§ Instruction
Work out the number of lines in the listing that include the string "content". Reply with that number alone.

Some records
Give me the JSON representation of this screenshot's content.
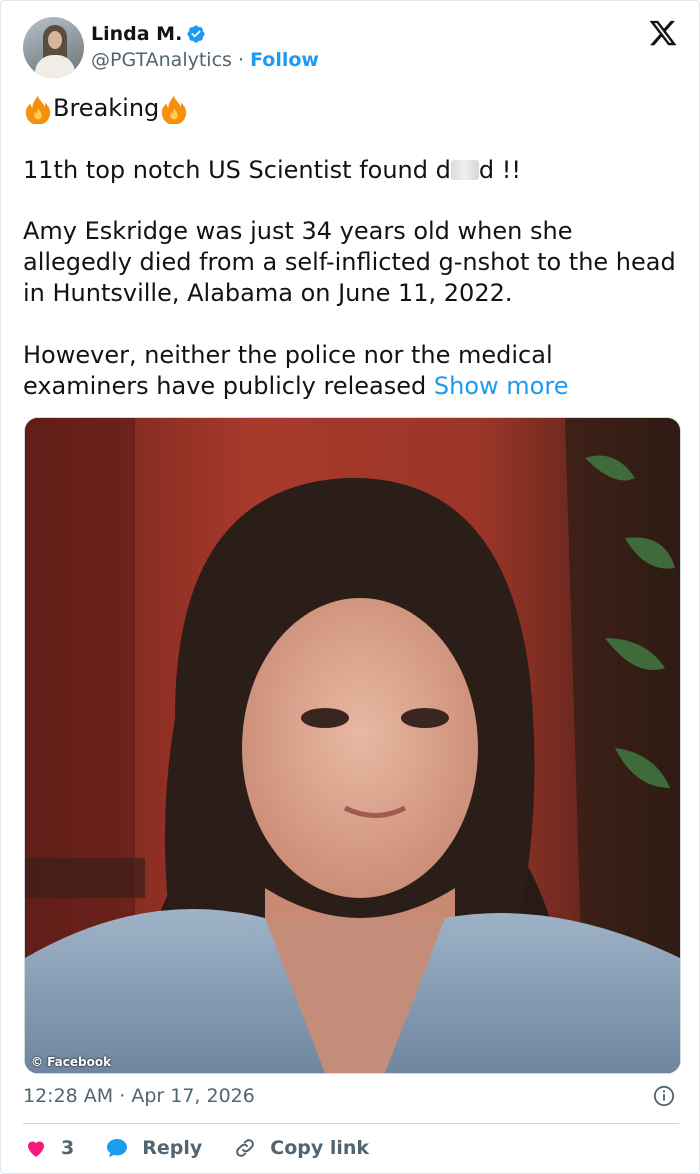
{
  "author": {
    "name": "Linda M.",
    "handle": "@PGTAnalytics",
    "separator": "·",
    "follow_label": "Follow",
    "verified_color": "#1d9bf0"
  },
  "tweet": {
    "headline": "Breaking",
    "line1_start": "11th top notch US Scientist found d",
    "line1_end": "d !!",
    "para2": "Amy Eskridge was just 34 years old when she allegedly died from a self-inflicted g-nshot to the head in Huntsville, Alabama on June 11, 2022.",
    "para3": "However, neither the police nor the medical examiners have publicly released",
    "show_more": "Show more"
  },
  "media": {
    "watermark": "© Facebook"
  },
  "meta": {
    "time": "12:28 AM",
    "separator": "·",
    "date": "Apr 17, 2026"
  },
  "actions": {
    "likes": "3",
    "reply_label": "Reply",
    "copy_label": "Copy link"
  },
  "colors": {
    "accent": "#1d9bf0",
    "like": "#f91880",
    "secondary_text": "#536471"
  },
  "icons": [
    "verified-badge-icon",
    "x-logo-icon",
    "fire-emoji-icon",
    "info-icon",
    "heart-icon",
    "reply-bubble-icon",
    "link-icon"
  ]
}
* * *
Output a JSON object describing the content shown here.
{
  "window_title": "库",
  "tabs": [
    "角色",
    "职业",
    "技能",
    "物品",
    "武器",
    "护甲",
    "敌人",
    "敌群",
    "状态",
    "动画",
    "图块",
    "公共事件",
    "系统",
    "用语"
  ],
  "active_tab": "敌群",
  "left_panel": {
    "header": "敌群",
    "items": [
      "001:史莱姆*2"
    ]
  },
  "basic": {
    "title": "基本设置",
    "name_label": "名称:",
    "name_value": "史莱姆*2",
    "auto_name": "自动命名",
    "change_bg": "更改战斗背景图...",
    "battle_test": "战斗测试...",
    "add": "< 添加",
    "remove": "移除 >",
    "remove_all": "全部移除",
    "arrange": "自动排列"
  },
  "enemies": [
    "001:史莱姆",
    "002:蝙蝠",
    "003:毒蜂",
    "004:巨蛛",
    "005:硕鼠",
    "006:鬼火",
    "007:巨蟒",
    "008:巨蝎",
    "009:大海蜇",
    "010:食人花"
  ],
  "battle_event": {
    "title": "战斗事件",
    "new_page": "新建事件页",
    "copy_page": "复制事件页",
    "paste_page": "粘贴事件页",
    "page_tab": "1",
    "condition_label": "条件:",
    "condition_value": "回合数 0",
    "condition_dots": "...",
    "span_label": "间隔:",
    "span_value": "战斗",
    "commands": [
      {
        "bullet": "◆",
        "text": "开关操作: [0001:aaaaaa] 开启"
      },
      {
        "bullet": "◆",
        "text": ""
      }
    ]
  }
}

§ Reply to the exercise
2